(Dataset entries on figures)

- - - - -

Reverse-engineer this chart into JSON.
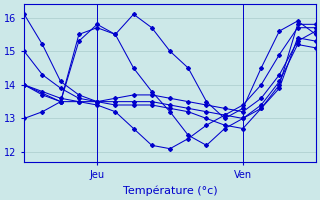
{
  "xlabel": "Température (°c)",
  "background_color": "#cce8e8",
  "line_color": "#0000cc",
  "grid_color": "#aacccc",
  "xlim": [
    0,
    48
  ],
  "ylim": [
    11.7,
    16.4
  ],
  "yticks": [
    12,
    13,
    14,
    15,
    16
  ],
  "xtick_positions": [
    12,
    36
  ],
  "xtick_labels": [
    "Jeu",
    "Ven"
  ],
  "series": [
    {
      "x": [
        0,
        3,
        6,
        9,
        12,
        15,
        18,
        21,
        24,
        27,
        30,
        33,
        36,
        39,
        42,
        45,
        48
      ],
      "y": [
        16.1,
        15.2,
        14.1,
        13.7,
        13.5,
        13.4,
        13.4,
        13.4,
        13.3,
        13.2,
        13.0,
        12.8,
        12.7,
        13.3,
        13.9,
        15.4,
        15.3
      ]
    },
    {
      "x": [
        0,
        3,
        6,
        9,
        12,
        15,
        18,
        21,
        24,
        27,
        30,
        33,
        36,
        39,
        42,
        45,
        48
      ],
      "y": [
        15.0,
        14.3,
        13.9,
        13.6,
        13.5,
        13.5,
        13.5,
        13.5,
        13.4,
        13.3,
        13.2,
        13.1,
        13.0,
        13.4,
        14.1,
        15.2,
        15.1
      ]
    },
    {
      "x": [
        0,
        3,
        6,
        9,
        12,
        15,
        18,
        21,
        24,
        27,
        30,
        33,
        36,
        39,
        42,
        45,
        48
      ],
      "y": [
        14.0,
        13.8,
        13.6,
        13.5,
        13.5,
        13.6,
        13.7,
        13.7,
        13.6,
        13.5,
        13.4,
        13.3,
        13.2,
        13.6,
        14.3,
        15.3,
        15.6
      ]
    },
    {
      "x": [
        0,
        6,
        9,
        12,
        15,
        18,
        21,
        24,
        27,
        30,
        33,
        36,
        39,
        42,
        45,
        48
      ],
      "y": [
        14.0,
        13.5,
        15.3,
        15.8,
        15.5,
        16.1,
        15.7,
        15.0,
        14.5,
        13.5,
        13.0,
        13.3,
        14.5,
        15.6,
        15.9,
        15.5
      ]
    },
    {
      "x": [
        0,
        3,
        6,
        9,
        12,
        15,
        18,
        21,
        24,
        27,
        30,
        33,
        36,
        39,
        42,
        45,
        48
      ],
      "y": [
        14.0,
        13.7,
        13.5,
        15.5,
        15.7,
        15.5,
        14.5,
        13.8,
        13.2,
        12.5,
        12.2,
        12.7,
        13.0,
        13.3,
        14.0,
        15.8,
        15.8
      ]
    },
    {
      "x": [
        0,
        3,
        6,
        9,
        12,
        15,
        18,
        21,
        24,
        27,
        30,
        33,
        36,
        39,
        42,
        45,
        48
      ],
      "y": [
        13.0,
        13.2,
        13.5,
        13.5,
        13.4,
        13.2,
        12.7,
        12.2,
        12.1,
        12.4,
        12.8,
        13.1,
        13.4,
        14.0,
        14.9,
        15.7,
        15.7
      ]
    }
  ]
}
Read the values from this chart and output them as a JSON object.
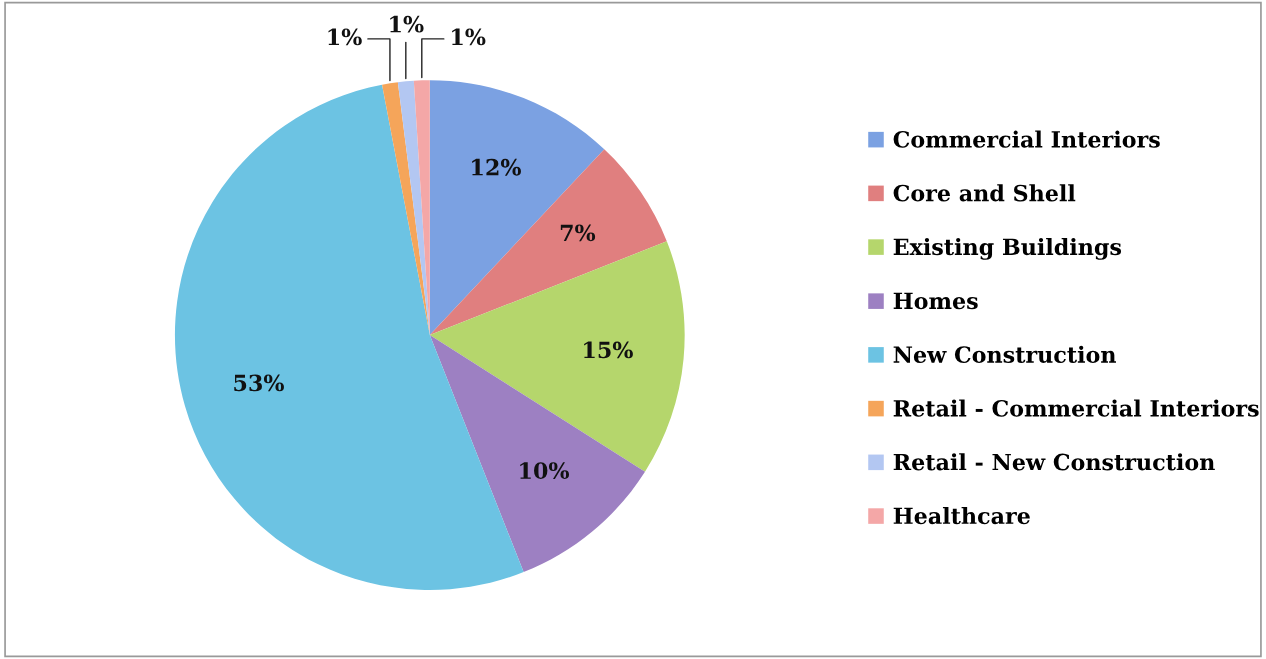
{
  "chart_data": {
    "type": "pie",
    "categories": [
      "Commercial Interiors",
      "Core and Shell",
      "Existing Buildings",
      "Homes",
      "New Construction",
      "Retail - Commercial Interiors",
      "Retail - New Construction",
      "Healthcare"
    ],
    "values": [
      12,
      7,
      15,
      10,
      53,
      1,
      1,
      1
    ],
    "value_labels": [
      "12%",
      "7%",
      "15%",
      "10%",
      "53%",
      "1%",
      "1%",
      "1%"
    ],
    "colors": [
      "#7ba1e2",
      "#e07f7f",
      "#b5d66c",
      "#9d80c2",
      "#6cc3e3",
      "#f5a55a",
      "#b3c7f2",
      "#f4a7a7"
    ],
    "legend": "right"
  }
}
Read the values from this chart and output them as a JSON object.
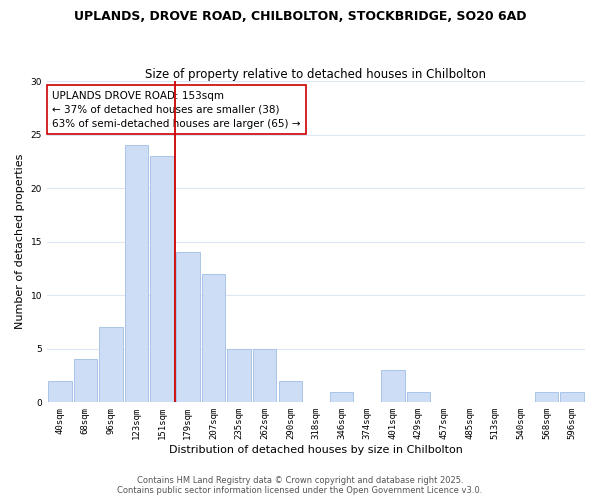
{
  "title": "UPLANDS, DROVE ROAD, CHILBOLTON, STOCKBRIDGE, SO20 6AD",
  "subtitle": "Size of property relative to detached houses in Chilbolton",
  "xlabel": "Distribution of detached houses by size in Chilbolton",
  "ylabel": "Number of detached properties",
  "bar_color": "#ccddf5",
  "bar_edge_color": "#aac4e8",
  "background_color": "#ffffff",
  "grid_color": "#dce6f5",
  "bin_labels": [
    "40sqm",
    "68sqm",
    "96sqm",
    "123sqm",
    "151sqm",
    "179sqm",
    "207sqm",
    "235sqm",
    "262sqm",
    "290sqm",
    "318sqm",
    "346sqm",
    "374sqm",
    "401sqm",
    "429sqm",
    "457sqm",
    "485sqm",
    "513sqm",
    "540sqm",
    "568sqm",
    "596sqm"
  ],
  "bar_values": [
    2,
    4,
    7,
    24,
    23,
    14,
    12,
    5,
    5,
    2,
    0,
    1,
    0,
    3,
    1,
    0,
    0,
    0,
    0,
    1,
    1
  ],
  "ylim": [
    0,
    30
  ],
  "yticks": [
    0,
    5,
    10,
    15,
    20,
    25,
    30
  ],
  "vline_index": 4,
  "vline_color": "#cc0000",
  "annotation_title": "UPLANDS DROVE ROAD: 153sqm",
  "annotation_line1": "← 37% of detached houses are smaller (38)",
  "annotation_line2": "63% of semi-detached houses are larger (65) →",
  "footer_line1": "Contains HM Land Registry data © Crown copyright and database right 2025.",
  "footer_line2": "Contains public sector information licensed under the Open Government Licence v3.0.",
  "title_fontsize": 9,
  "subtitle_fontsize": 8.5,
  "axis_label_fontsize": 8,
  "tick_fontsize": 6.5,
  "annotation_fontsize": 7.5,
  "footer_fontsize": 6
}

- - - - -

WHAT YOU SHOULD DO.
Print the complete listing exactly as it stands, without its pictures.

THE RESPONSE.
Reverse-engineer this chart into JSON.
{
  "xlabel": "Température (°c)",
  "background_color": "#cce8e8",
  "line_color": "#0000cc",
  "grid_color": "#aacccc",
  "xlim": [
    0,
    48
  ],
  "ylim": [
    11.7,
    16.4
  ],
  "yticks": [
    12,
    13,
    14,
    15,
    16
  ],
  "xtick_positions": [
    12,
    36
  ],
  "xtick_labels": [
    "Jeu",
    "Ven"
  ],
  "series": [
    {
      "x": [
        0,
        3,
        6,
        9,
        12,
        15,
        18,
        21,
        24,
        27,
        30,
        33,
        36,
        39,
        42,
        45,
        48
      ],
      "y": [
        16.1,
        15.2,
        14.1,
        13.7,
        13.5,
        13.4,
        13.4,
        13.4,
        13.3,
        13.2,
        13.0,
        12.8,
        12.7,
        13.3,
        13.9,
        15.4,
        15.3
      ]
    },
    {
      "x": [
        0,
        3,
        6,
        9,
        12,
        15,
        18,
        21,
        24,
        27,
        30,
        33,
        36,
        39,
        42,
        45,
        48
      ],
      "y": [
        15.0,
        14.3,
        13.9,
        13.6,
        13.5,
        13.5,
        13.5,
        13.5,
        13.4,
        13.3,
        13.2,
        13.1,
        13.0,
        13.4,
        14.1,
        15.2,
        15.1
      ]
    },
    {
      "x": [
        0,
        3,
        6,
        9,
        12,
        15,
        18,
        21,
        24,
        27,
        30,
        33,
        36,
        39,
        42,
        45,
        48
      ],
      "y": [
        14.0,
        13.8,
        13.6,
        13.5,
        13.5,
        13.6,
        13.7,
        13.7,
        13.6,
        13.5,
        13.4,
        13.3,
        13.2,
        13.6,
        14.3,
        15.3,
        15.6
      ]
    },
    {
      "x": [
        0,
        6,
        9,
        12,
        15,
        18,
        21,
        24,
        27,
        30,
        33,
        36,
        39,
        42,
        45,
        48
      ],
      "y": [
        14.0,
        13.5,
        15.3,
        15.8,
        15.5,
        16.1,
        15.7,
        15.0,
        14.5,
        13.5,
        13.0,
        13.3,
        14.5,
        15.6,
        15.9,
        15.5
      ]
    },
    {
      "x": [
        0,
        3,
        6,
        9,
        12,
        15,
        18,
        21,
        24,
        27,
        30,
        33,
        36,
        39,
        42,
        45,
        48
      ],
      "y": [
        14.0,
        13.7,
        13.5,
        15.5,
        15.7,
        15.5,
        14.5,
        13.8,
        13.2,
        12.5,
        12.2,
        12.7,
        13.0,
        13.3,
        14.0,
        15.8,
        15.8
      ]
    },
    {
      "x": [
        0,
        3,
        6,
        9,
        12,
        15,
        18,
        21,
        24,
        27,
        30,
        33,
        36,
        39,
        42,
        45,
        48
      ],
      "y": [
        13.0,
        13.2,
        13.5,
        13.5,
        13.4,
        13.2,
        12.7,
        12.2,
        12.1,
        12.4,
        12.8,
        13.1,
        13.4,
        14.0,
        14.9,
        15.7,
        15.7
      ]
    }
  ]
}
Read the values from this chart and output them as a JSON object.
{
  "chart_data": {
    "type": "pie",
    "categories": [
      "Commercial Interiors",
      "Core and Shell",
      "Existing Buildings",
      "Homes",
      "New Construction",
      "Retail - Commercial Interiors",
      "Retail - New Construction",
      "Healthcare"
    ],
    "values": [
      12,
      7,
      15,
      10,
      53,
      1,
      1,
      1
    ],
    "value_labels": [
      "12%",
      "7%",
      "15%",
      "10%",
      "53%",
      "1%",
      "1%",
      "1%"
    ],
    "colors": [
      "#7ba1e2",
      "#e07f7f",
      "#b5d66c",
      "#9d80c2",
      "#6cc3e3",
      "#f5a55a",
      "#b3c7f2",
      "#f4a7a7"
    ],
    "legend": "right"
  }
}
Read the values from this chart and output them as a JSON object.
{
  "title": "UPLANDS, DROVE ROAD, CHILBOLTON, STOCKBRIDGE, SO20 6AD",
  "subtitle": "Size of property relative to detached houses in Chilbolton",
  "xlabel": "Distribution of detached houses by size in Chilbolton",
  "ylabel": "Number of detached properties",
  "bar_color": "#ccddf5",
  "bar_edge_color": "#aac4e8",
  "background_color": "#ffffff",
  "grid_color": "#dce6f5",
  "bin_labels": [
    "40sqm",
    "68sqm",
    "96sqm",
    "123sqm",
    "151sqm",
    "179sqm",
    "207sqm",
    "235sqm",
    "262sqm",
    "290sqm",
    "318sqm",
    "346sqm",
    "374sqm",
    "401sqm",
    "429sqm",
    "457sqm",
    "485sqm",
    "513sqm",
    "540sqm",
    "568sqm",
    "596sqm"
  ],
  "bar_values": [
    2,
    4,
    7,
    24,
    23,
    14,
    12,
    5,
    5,
    2,
    0,
    1,
    0,
    3,
    1,
    0,
    0,
    0,
    0,
    1,
    1
  ],
  "ylim": [
    0,
    30
  ],
  "yticks": [
    0,
    5,
    10,
    15,
    20,
    25,
    30
  ],
  "vline_index": 4,
  "vline_color": "#cc0000",
  "annotation_title": "UPLANDS DROVE ROAD: 153sqm",
  "annotation_line1": "← 37% of detached houses are smaller (38)",
  "annotation_line2": "63% of semi-detached houses are larger (65) →",
  "footer_line1": "Contains HM Land Registry data © Crown copyright and database right 2025.",
  "footer_line2": "Contains public sector information licensed under the Open Government Licence v3.0.",
  "title_fontsize": 9,
  "subtitle_fontsize": 8.5,
  "axis_label_fontsize": 8,
  "tick_fontsize": 6.5,
  "annotation_fontsize": 7.5,
  "footer_fontsize": 6
}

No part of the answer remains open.